YOUR OBJECTIVE ▸ Your task is to output the data exactly as it stands.

EXERCISE DATA ▸
═══
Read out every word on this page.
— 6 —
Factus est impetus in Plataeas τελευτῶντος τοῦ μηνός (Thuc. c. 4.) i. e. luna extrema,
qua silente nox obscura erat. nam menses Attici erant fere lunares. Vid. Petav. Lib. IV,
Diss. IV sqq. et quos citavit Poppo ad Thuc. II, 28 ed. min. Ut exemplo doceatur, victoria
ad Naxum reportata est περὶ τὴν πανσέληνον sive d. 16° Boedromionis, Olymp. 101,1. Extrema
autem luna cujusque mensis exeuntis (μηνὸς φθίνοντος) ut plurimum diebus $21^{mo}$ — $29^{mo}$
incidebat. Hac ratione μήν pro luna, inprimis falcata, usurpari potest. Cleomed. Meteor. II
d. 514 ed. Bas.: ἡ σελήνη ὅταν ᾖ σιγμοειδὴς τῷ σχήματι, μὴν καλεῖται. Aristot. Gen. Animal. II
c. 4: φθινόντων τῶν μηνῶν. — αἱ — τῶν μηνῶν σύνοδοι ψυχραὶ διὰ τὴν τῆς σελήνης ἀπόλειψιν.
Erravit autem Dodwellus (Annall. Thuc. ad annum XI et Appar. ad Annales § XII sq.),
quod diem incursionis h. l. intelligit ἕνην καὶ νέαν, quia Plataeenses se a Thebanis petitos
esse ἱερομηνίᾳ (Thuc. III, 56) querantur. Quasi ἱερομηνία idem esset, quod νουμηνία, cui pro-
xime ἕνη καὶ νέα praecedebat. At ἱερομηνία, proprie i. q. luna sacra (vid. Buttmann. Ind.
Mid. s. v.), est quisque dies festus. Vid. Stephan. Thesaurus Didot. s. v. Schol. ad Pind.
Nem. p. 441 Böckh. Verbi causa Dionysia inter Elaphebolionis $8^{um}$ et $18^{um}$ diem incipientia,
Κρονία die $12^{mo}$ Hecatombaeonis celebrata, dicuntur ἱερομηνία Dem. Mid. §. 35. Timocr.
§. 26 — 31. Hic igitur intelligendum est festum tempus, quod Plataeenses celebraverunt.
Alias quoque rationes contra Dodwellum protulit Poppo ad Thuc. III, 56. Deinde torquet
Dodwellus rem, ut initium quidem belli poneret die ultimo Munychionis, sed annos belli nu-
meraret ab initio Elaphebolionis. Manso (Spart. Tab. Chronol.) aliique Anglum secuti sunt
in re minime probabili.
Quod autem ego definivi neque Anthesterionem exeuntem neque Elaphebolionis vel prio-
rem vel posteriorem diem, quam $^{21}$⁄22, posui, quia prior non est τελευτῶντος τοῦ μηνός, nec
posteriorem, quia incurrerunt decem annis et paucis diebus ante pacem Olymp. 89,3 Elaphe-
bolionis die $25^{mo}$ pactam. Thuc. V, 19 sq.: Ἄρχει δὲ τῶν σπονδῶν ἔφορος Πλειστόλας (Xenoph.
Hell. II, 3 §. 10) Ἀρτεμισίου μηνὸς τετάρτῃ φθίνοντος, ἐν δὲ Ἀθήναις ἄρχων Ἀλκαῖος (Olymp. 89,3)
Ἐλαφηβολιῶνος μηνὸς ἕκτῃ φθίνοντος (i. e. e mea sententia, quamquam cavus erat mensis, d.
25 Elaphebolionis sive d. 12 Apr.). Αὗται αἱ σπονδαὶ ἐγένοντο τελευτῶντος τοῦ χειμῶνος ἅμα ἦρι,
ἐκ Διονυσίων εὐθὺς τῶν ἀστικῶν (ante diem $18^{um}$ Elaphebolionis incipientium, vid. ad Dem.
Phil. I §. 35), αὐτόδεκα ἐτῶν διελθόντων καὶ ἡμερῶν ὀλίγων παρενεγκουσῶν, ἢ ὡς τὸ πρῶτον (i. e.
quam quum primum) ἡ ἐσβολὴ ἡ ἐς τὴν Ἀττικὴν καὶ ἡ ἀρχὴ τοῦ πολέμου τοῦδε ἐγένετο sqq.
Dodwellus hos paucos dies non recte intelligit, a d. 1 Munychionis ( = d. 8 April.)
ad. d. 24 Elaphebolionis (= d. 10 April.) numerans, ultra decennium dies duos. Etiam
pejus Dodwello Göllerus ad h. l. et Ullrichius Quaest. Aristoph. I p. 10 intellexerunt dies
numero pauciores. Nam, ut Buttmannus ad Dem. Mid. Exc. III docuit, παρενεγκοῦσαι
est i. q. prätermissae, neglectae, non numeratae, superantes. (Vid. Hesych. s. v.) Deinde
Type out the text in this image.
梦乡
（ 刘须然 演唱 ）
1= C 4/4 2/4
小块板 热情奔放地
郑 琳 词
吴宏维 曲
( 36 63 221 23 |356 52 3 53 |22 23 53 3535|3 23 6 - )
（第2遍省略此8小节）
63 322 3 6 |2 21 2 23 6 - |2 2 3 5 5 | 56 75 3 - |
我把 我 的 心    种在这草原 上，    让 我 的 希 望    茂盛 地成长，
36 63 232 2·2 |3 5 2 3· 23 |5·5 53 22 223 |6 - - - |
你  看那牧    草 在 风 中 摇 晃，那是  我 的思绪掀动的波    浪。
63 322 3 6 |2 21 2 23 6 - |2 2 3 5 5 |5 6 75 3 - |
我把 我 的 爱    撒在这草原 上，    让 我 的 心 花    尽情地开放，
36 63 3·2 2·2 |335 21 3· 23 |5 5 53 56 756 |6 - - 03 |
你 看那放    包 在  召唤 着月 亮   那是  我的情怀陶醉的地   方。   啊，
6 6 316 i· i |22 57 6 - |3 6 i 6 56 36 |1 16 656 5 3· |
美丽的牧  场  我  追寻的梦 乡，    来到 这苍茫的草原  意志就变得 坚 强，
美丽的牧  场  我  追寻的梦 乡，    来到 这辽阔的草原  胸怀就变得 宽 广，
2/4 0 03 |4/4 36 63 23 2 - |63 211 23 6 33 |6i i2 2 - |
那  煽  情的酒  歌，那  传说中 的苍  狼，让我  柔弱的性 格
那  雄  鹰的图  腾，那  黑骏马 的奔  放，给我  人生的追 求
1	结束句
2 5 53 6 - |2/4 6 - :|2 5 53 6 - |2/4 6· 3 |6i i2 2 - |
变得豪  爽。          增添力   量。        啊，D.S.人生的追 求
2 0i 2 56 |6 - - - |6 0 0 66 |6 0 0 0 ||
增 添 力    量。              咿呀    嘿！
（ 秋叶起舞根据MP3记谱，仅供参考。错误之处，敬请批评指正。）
═══
RESPONSE TO THIS TASK ▸
Read out every word on this page.
— 6 —
Factus est impetus in Plataeas τελευτῶντος τοῦ μηνός (Thuc. c. 4.) i. e. luna extrema,
qua silente nox obscura erat. nam menses Attici erant fere lunares. Vid. Petav. Lib. IV,
Diss. IV sqq. et quos citavit Poppo ad Thuc. II, 28 ed. min. Ut exemplo doceatur, victoria
ad Naxum reportata est περὶ τὴν πανσέληνον sive d. 16° Boedromionis, Olymp. 101,1. Extrema
autem luna cujusque mensis exeuntis (μηνὸς φθίνοντος) ut plurimum diebus $21^{mo}$ — $29^{mo}$
incidebat. Hac ratione μήν pro luna, inprimis falcata, usurpari potest. Cleomed. Meteor. II
d. 514 ed. Bas.: ἡ σελήνη ὅταν ᾖ σιγμοειδὴς τῷ σχήματι, μὴν καλεῖται. Aristot. Gen. Animal. II
c. 4: φθινόντων τῶν μηνῶν. — αἱ — τῶν μηνῶν σύνοδοι ψυχραὶ διὰ τὴν τῆς σελήνης ἀπόλειψιν.
Erravit autem Dodwellus (Annall. Thuc. ad annum XI et Appar. ad Annales § XII sq.),
quod diem incursionis h. l. intelligit ἕνην καὶ νέαν, quia Plataeenses se a Thebanis petitos
esse ἱερομηνίᾳ (Thuc. III, 56) querantur. Quasi ἱερομηνία idem esset, quod νουμηνία, cui pro-
xime ἕνη καὶ νέα praecedebat. At ἱερομηνία, proprie i. q. luna sacra (vid. Buttmann. Ind.
Mid. s. v.), est quisque dies festus. Vid. Stephan. Thesaurus Didot. s. v. Schol. ad Pind.
Nem. p. 441 Böckh. Verbi causa Dionysia inter Elaphebolionis $8^{um}$ et $18^{um}$ diem incipientia,
Κρονία die $12^{mo}$ Hecatombaeonis celebrata, dicuntur ἱερομηνία Dem. Mid. §. 35. Timocr.
§. 26 — 31. Hic igitur intelligendum est festum tempus, quod Plataeenses celebraverunt.
Alias quoque rationes contra Dodwellum protulit Poppo ad Thuc. III, 56. Deinde torquet
Dodwellus rem, ut initium quidem belli poneret die ultimo Munychionis, sed annos belli nu-
meraret ab initio Elaphebolionis. Manso (Spart. Tab. Chronol.) aliique Anglum secuti sunt
in re minime probabili.
Quod autem ego definivi neque Anthesterionem exeuntem neque Elaphebolionis vel prio-
rem vel posteriorem diem, quam $^{21}$⁄22, posui, quia prior non est τελευτῶντος τοῦ μηνός, nec
posteriorem, quia incurrerunt decem annis et paucis diebus ante pacem Olymp. 89,3 Elaphe-
bolionis die $25^{mo}$ pactam. Thuc. V, 19 sq.: Ἄρχει δὲ τῶν σπονδῶν ἔφορος Πλειστόλας (Xenoph.
Hell. II, 3 §. 10) Ἀρτεμισίου μηνὸς τετάρτῃ φθίνοντος, ἐν δὲ Ἀθήναις ἄρχων Ἀλκαῖος (Olymp. 89,3)
Ἐλαφηβολιῶνος μηνὸς ἕκτῃ φθίνοντος (i. e. e mea sententia, quamquam cavus erat mensis, d.
25 Elaphebolionis sive d. 12 Apr.). Αὗται αἱ σπονδαὶ ἐγένοντο τελευτῶντος τοῦ χειμῶνος ἅμα ἦρι,
ἐκ Διονυσίων εὐθὺς τῶν ἀστικῶν (ante diem $18^{um}$ Elaphebolionis incipientium, vid. ad Dem.
Phil. I §. 35), αὐτόδεκα ἐτῶν διελθόντων καὶ ἡμερῶν ὀλίγων παρενεγκουσῶν, ἢ ὡς τὸ πρῶτον (i. e.
quam quum primum) ἡ ἐσβολὴ ἡ ἐς τὴν Ἀττικὴν καὶ ἡ ἀρχὴ τοῦ πολέμου τοῦδε ἐγένετο sqq.
Dodwellus hos paucos dies non recte intelligit, a d. 1 Munychionis ( = d. 8 April.)
ad. d. 24 Elaphebolionis (= d. 10 April.) numerans, ultra decennium dies duos. Etiam
pejus Dodwello Göllerus ad h. l. et Ullrichius Quaest. Aristoph. I p. 10 intellexerunt dies
numero pauciores. Nam, ut Buttmannus ad Dem. Mid. Exc. III docuit, παρενεγκοῦσαι
est i. q. prätermissae, neglectae, non numeratae, superantes. (Vid. Hesych. s. v.) Deinde
Type out the text in this image.
梦乡
（ 刘须然 演唱 ）
1= C 4/4 2/4
小块板 热情奔放地
郑 琳 词
吴宏维 曲
( 36 63 221 23 |356 52 3 53 |22 23 53 3535|3 23 6 - )
（第2遍省略此8小节）
63 322 3 6 |2 21 2 23 6 - |2 2 3 5 5 | 56 75 3 - |
我把 我 的 心    种在这草原 上，    让 我 的 希 望    茂盛 地成长，
36 63 232 2·2 |3 5 2 3· 23 |5·5 53 22 223 |6 - - - |
你  看那牧    草 在 风 中 摇 晃，那是  我 的思绪掀动的波    浪。
63 322 3 6 |2 21 2 23 6 - |2 2 3 5 5 |5 6 75 3 - |
我把 我 的 爱    撒在这草原 上，    让 我 的 心 花    尽情地开放，
36 63 3·2 2·2 |335 21 3· 23 |5 5 53 56 756 |6 - - 03 |
你 看那放    包 在  召唤 着月 亮   那是  我的情怀陶醉的地   方。   啊，
6 6 316 i· i |22 57 6 - |3 6 i 6 56 36 |1 16 656 5 3· |
美丽的牧  场  我  追寻的梦 乡，    来到 这苍茫的草原  意志就变得 坚 强，
美丽的牧  场  我  追寻的梦 乡，    来到 这辽阔的草原  胸怀就变得 宽 广，
2/4 0 03 |4/4 36 63 23 2 - |63 211 23 6 33 |6i i2 2 - |
那  煽  情的酒  歌，那  传说中 的苍  狼，让我  柔弱的性 格
那  雄  鹰的图  腾，那  黑骏马 的奔  放，给我  人生的追 求
1	结束句
2 5 53 6 - |2/4 6 - :|2 5 53 6 - |2/4 6· 3 |6i i2 2 - |
变得豪  爽。          增添力   量。        啊，D.S.人生的追 求
2 0i 2 56 |6 - - - |6 0 0 66 |6 0 0 0 ||
增 添 力    量。              咿呀    嘿！
（ 秋叶起舞根据MP3记谱，仅供参考。错误之处，敬请批评指正。）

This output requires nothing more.